### [WORK INSTRUCTIONS]
Locate all lines with the word "迁移更新数据库". Copy them.

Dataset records
+ + + + +

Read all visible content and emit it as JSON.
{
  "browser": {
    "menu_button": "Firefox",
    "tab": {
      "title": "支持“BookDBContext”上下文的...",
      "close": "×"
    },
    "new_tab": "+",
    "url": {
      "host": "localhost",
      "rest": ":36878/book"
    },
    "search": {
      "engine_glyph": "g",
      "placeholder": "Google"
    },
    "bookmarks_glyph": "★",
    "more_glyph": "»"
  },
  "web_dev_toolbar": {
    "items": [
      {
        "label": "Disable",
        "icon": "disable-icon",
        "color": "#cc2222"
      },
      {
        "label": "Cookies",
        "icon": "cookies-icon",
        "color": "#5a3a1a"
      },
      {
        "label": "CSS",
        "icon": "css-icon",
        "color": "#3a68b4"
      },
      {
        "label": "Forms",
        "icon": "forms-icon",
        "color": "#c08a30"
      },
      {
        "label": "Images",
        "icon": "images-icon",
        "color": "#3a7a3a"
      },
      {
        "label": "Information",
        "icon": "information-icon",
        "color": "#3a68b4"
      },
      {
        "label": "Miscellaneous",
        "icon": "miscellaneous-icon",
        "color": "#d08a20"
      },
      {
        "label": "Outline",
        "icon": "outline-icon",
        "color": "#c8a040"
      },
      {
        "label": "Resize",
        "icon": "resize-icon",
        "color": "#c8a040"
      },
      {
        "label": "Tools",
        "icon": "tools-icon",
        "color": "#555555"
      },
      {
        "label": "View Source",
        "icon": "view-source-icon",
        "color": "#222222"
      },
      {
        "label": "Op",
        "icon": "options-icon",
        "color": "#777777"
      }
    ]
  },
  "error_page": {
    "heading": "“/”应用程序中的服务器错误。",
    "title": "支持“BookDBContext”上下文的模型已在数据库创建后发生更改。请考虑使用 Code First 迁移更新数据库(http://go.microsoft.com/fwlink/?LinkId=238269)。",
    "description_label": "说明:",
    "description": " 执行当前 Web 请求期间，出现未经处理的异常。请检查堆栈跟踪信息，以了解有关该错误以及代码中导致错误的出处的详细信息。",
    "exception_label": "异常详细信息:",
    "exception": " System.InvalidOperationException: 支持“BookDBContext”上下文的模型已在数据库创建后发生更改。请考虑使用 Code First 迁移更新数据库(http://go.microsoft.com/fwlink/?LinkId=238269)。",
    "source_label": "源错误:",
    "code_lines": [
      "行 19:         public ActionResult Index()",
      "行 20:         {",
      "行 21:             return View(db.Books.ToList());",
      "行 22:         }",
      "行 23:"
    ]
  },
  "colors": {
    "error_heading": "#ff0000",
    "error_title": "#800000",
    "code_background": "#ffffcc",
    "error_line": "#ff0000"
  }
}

+ + + + +

### [RESULT FOR THIS TASK]
    "title": "支持“BookDBContext”上下文的模型已在数据库创建后发生更改。请考虑使用 Code First 迁移更新数据库(http://go.microsoft.com/fwlink/?LinkId=238269)。",
    "exception": " System.InvalidOperationException: 支持“BookDBContext”上下文的模型已在数据库创建后发生更改。请考虑使用 Code First 迁移更新数据库(http://go.microsoft.com/fwlink/?LinkId=238269)。",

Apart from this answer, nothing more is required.